━━━ RECORDS SUPPLIED ━━━

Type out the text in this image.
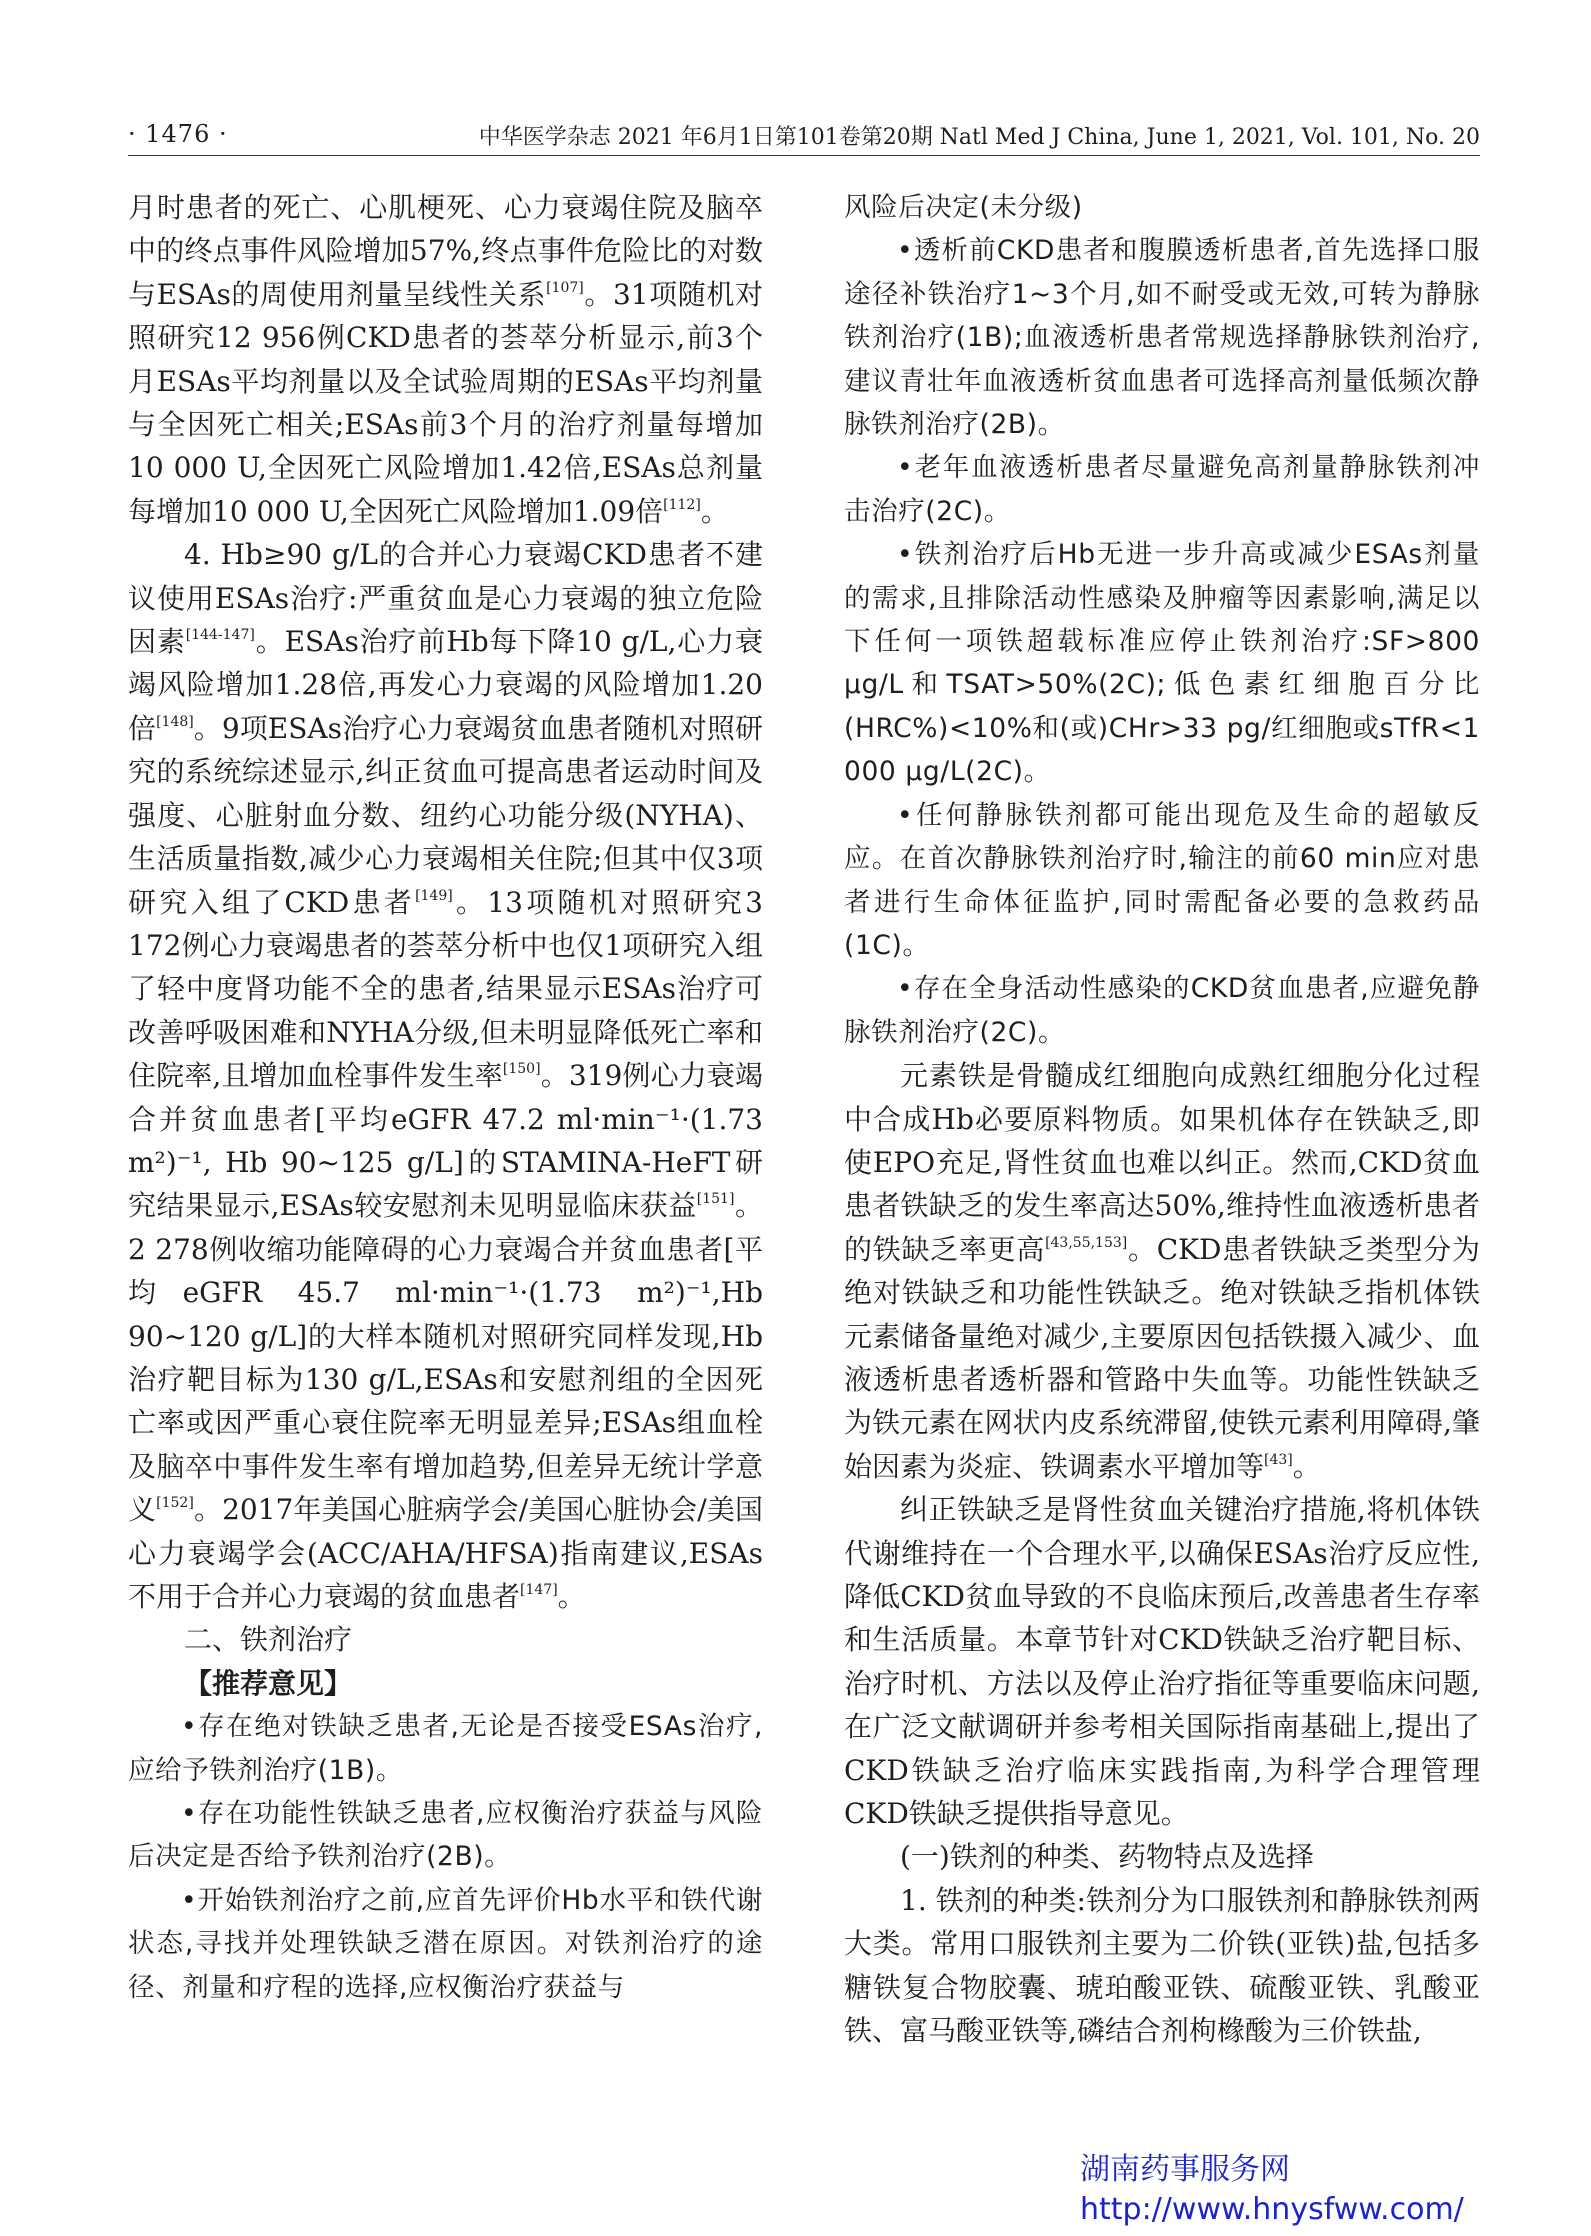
· 1476 ·	中华医学杂志 2021 年6月1日第101卷第20期 Natl Med J China, June 1, 2021, Vol. 101, No. 20

月时患者的死亡、心肌梗死、心力衰竭住院及脑卒中的终点事件风险增加57%,终点事件危险比的对数与ESAs的周使用剂量呈线性关系[107]。31项随机对照研究12 956例CKD患者的荟萃分析显示,前3个月ESAs平均剂量以及全试验周期的ESAs平均剂量与全因死亡相关;ESAs前3个月的治疗剂量每增加10 000 U,全因死亡风险增加1.42倍,ESAs总剂量每增加10 000 U,全因死亡风险增加1.09倍[112]。

4. Hb≥90 g/L的合并心力衰竭CKD患者不建议使用ESAs治疗:严重贫血是心力衰竭的独立危险因素[144-147]。ESAs治疗前Hb每下降10 g/L,心力衰竭风险增加1.28倍,再发心力衰竭的风险增加1.20倍[148]。9项ESAs治疗心力衰竭贫血患者随机对照研究的系统综述显示,纠正贫血可提高患者运动时间及强度、心脏射血分数、纽约心功能分级(NYHA)、生活质量指数,减少心力衰竭相关住院;但其中仅3项研究入组了CKD患者[149]。13项随机对照研究3 172例心力衰竭患者的荟萃分析中也仅1项研究入组了轻中度肾功能不全的患者,结果显示ESAs治疗可改善呼吸困难和NYHA分级,但未明显降低死亡率和住院率,且增加血栓事件发生率[150]。319例心力衰竭合并贫血患者[平均eGFR 47.2 ml·min⁻¹·(1.73 m²)⁻¹, Hb 90~125 g/L]的STAMINA-HeFT研究结果显示,ESAs较安慰剂未见明显临床获益[151]。2 278例收缩功能障碍的心力衰竭合并贫血患者[平均eGFR 45.7 ml·min⁻¹·(1.73 m²)⁻¹,Hb 90~120 g/L]的大样本随机对照研究同样发现,Hb治疗靶目标为130 g/L,ESAs和安慰剂组的全因死亡率或因严重心衰住院率无明显差异;ESAs组血栓及脑卒中事件发生率有增加趋势,但差异无统计学意义[152]。2017年美国心脏病学会/美国心脏协会/美国心力衰竭学会(ACC/AHA/HFSA)指南建议,ESAs不用于合并心力衰竭的贫血患者[147]。

二、铁剂治疗

【推荐意见】

•存在绝对铁缺乏患者,无论是否接受ESAs治疗,应给予铁剂治疗(1B)。

•存在功能性铁缺乏患者,应权衡治疗获益与风险后决定是否给予铁剂治疗(2B)。

•开始铁剂治疗之前,应首先评价Hb水平和铁代谢状态,寻找并处理铁缺乏潜在原因。对铁剂治疗的途径、剂量和疗程的选择,应权衡治疗获益与

风险后决定(未分级)

•透析前CKD患者和腹膜透析患者,首先选择口服途径补铁治疗1~3个月,如不耐受或无效,可转为静脉铁剂治疗(1B);血液透析患者常规选择静脉铁剂治疗,建议青壮年血液透析贫血患者可选择高剂量低频次静脉铁剂治疗(2B)。

•老年血液透析患者尽量避免高剂量静脉铁剂冲击治疗(2C)。

•铁剂治疗后Hb无进一步升高或减少ESAs剂量的需求,且排除活动性感染及肿瘤等因素影响,满足以下任何一项铁超载标准应停止铁剂治疗:SF>800 μg/L和TSAT>50%(2C);低色素红细胞百分比(HRC%)<10%和(或)CHr>33 pg/红细胞或sTfR<1 000 μg/L(2C)。

•任何静脉铁剂都可能出现危及生命的超敏反应。在首次静脉铁剂治疗时,输注的前60 min应对患者进行生命体征监护,同时需配备必要的急救药品(1C)。

•存在全身活动性感染的CKD贫血患者,应避免静脉铁剂治疗(2C)。

元素铁是骨髓成红细胞向成熟红细胞分化过程中合成Hb必要原料物质。如果机体存在铁缺乏,即使EPO充足,肾性贫血也难以纠正。然而,CKD贫血患者铁缺乏的发生率高达50%,维持性血液透析患者的铁缺乏率更高[43,55,153]。CKD患者铁缺乏类型分为绝对铁缺乏和功能性铁缺乏。绝对铁缺乏指机体铁元素储备量绝对减少,主要原因包括铁摄入减少、血液透析患者透析器和管路中失血等。功能性铁缺乏为铁元素在网状内皮系统滞留,使铁元素利用障碍,肇始因素为炎症、铁调素水平增加等[43]。

纠正铁缺乏是肾性贫血关键治疗措施,将机体铁代谢维持在一个合理水平,以确保ESAs治疗反应性,降低CKD贫血导致的不良临床预后,改善患者生存率和生活质量。本章节针对CKD铁缺乏治疗靶目标、治疗时机、方法以及停止治疗指征等重要临床问题,在广泛文献调研并参考相关国际指南基础上,提出了CKD铁缺乏治疗临床实践指南,为科学合理管理CKD铁缺乏提供指导意见。

(一)铁剂的种类、药物特点及选择

1. 铁剂的种类:铁剂分为口服铁剂和静脉铁剂两大类。常用口服铁剂主要为二价铁(亚铁)盐,包括多糖铁复合物胶囊、琥珀酸亚铁、硫酸亚铁、乳酸亚铁、富马酸亚铁等,磷结合剂枸橼酸为三价铁盐,

湖南药事服务网
http://www.hnysfww.com/
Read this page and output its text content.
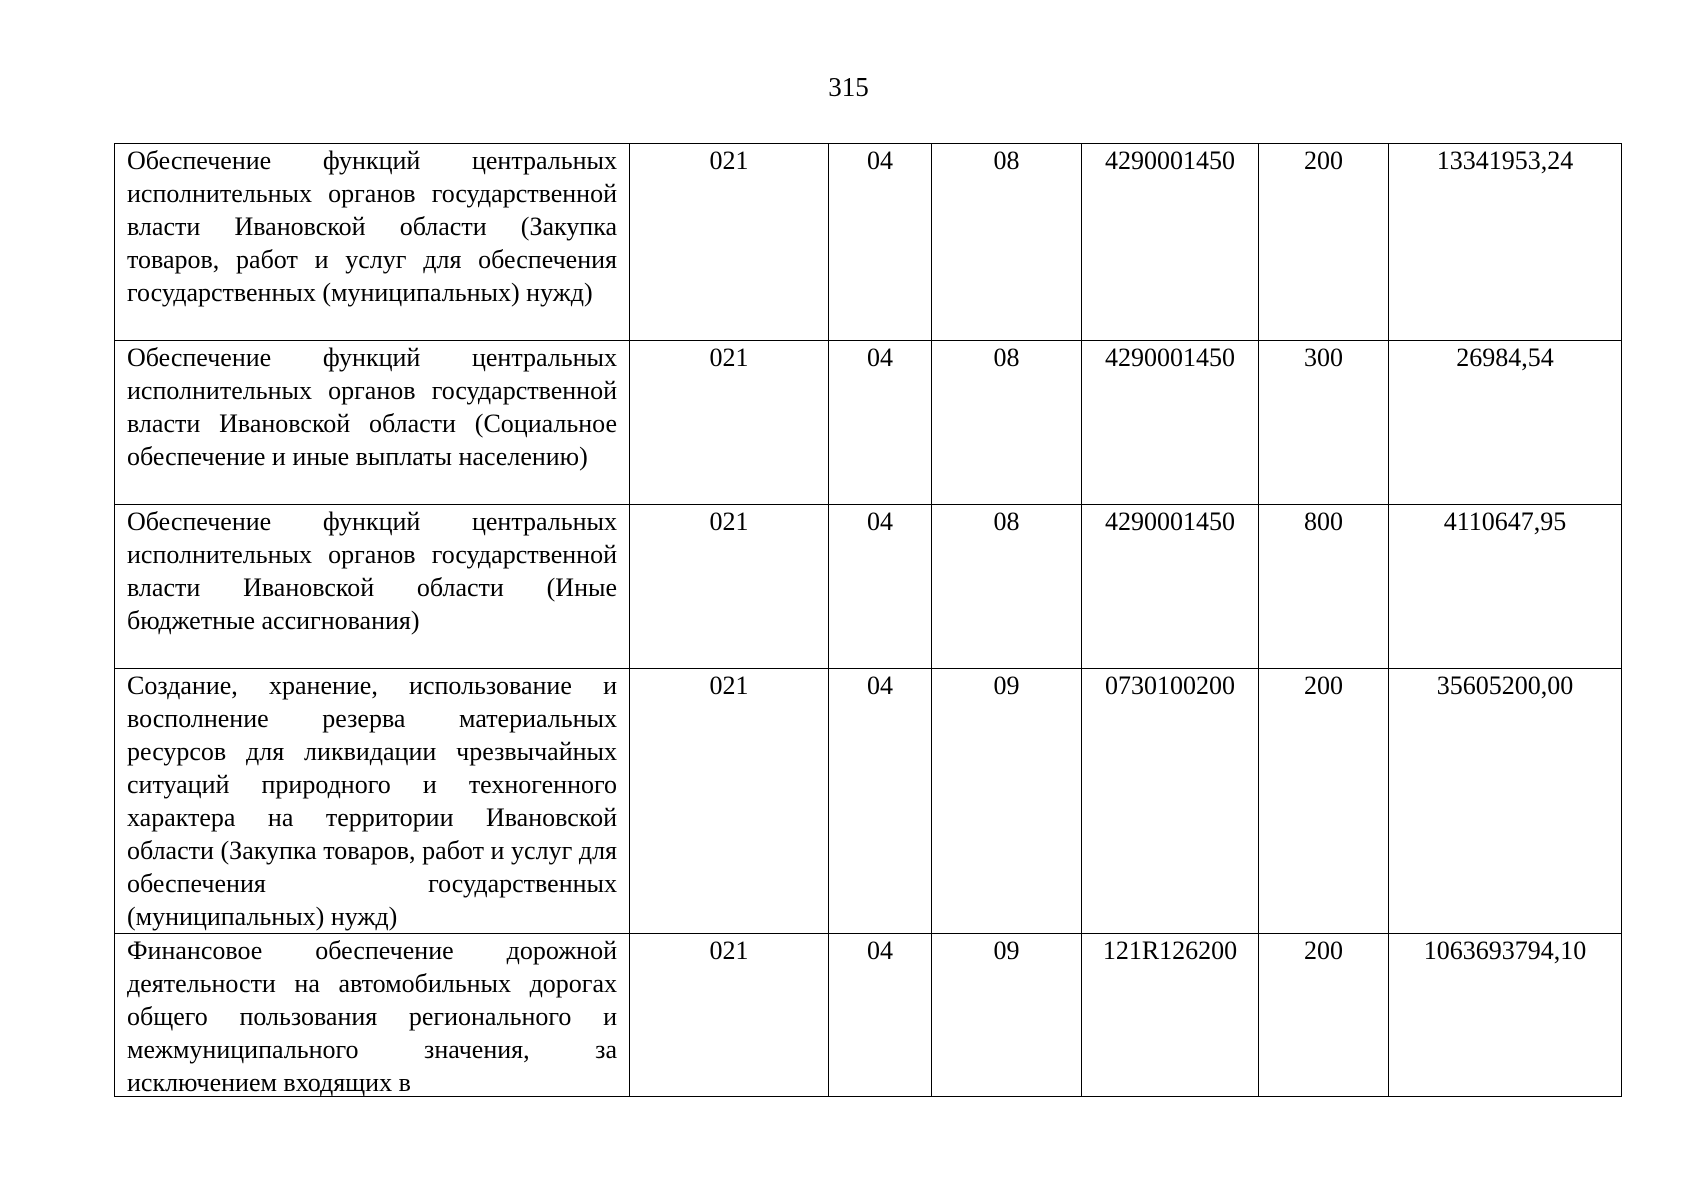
315
Обеспечение функций центральных исполнительных органов государственной власти Ивановской области (Закупка товаров, работ и услуг для обеспечения государственных (муниципальных) нужд)	021	04	08	4290001450	200	13341953,24
Обеспечение функций центральных исполнительных органов государственной власти Ивановской области (Социальное обеспечение и иные выплаты населению)	021	04	08	4290001450	300	26984,54
Обеспечение функций центральных исполнительных органов государственной власти Ивановской области (Иные бюджетные ассигнования)	021	04	08	4290001450	800	4110647,95
Создание, хранение, использование и восполнение резерва материальных ресурсов для ликвидации чрезвычайных ситуаций природного и техногенного характера на территории Ивановской области (Закупка товаров, работ и услуг для обеспечения государственных (муниципальных) нужд)	021	04	09	0730100200	200	35605200,00

Финансовое обеспечение дорожной деятельности на автомобильных дорогах общего пользования регионального и межмуниципального значения, за исключением входящих в	021	04	09	121R126200	200	1063693794,10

━━━

◆ **DIRECTIONS**
Collect every line from the records above that contains the word "государственных".

◆ **ANSWER TO THE TASK**
Обеспечение функций центральных исполнительных органов государственной власти Ивановской области (Закупка товаров, работ и услуг для обеспечения государственных (муниципальных) нужд)	021	04	08	4290001450	200	13341953,24
Создание, хранение, использование и восполнение резерва материальных ресурсов для ликвидации чрезвычайных ситуаций природного и техногенного характера на территории Ивановской области (Закупка товаров, работ и услуг для обеспечения государственных (муниципальных) нужд)	021	04	09	0730100200	200	35605200,00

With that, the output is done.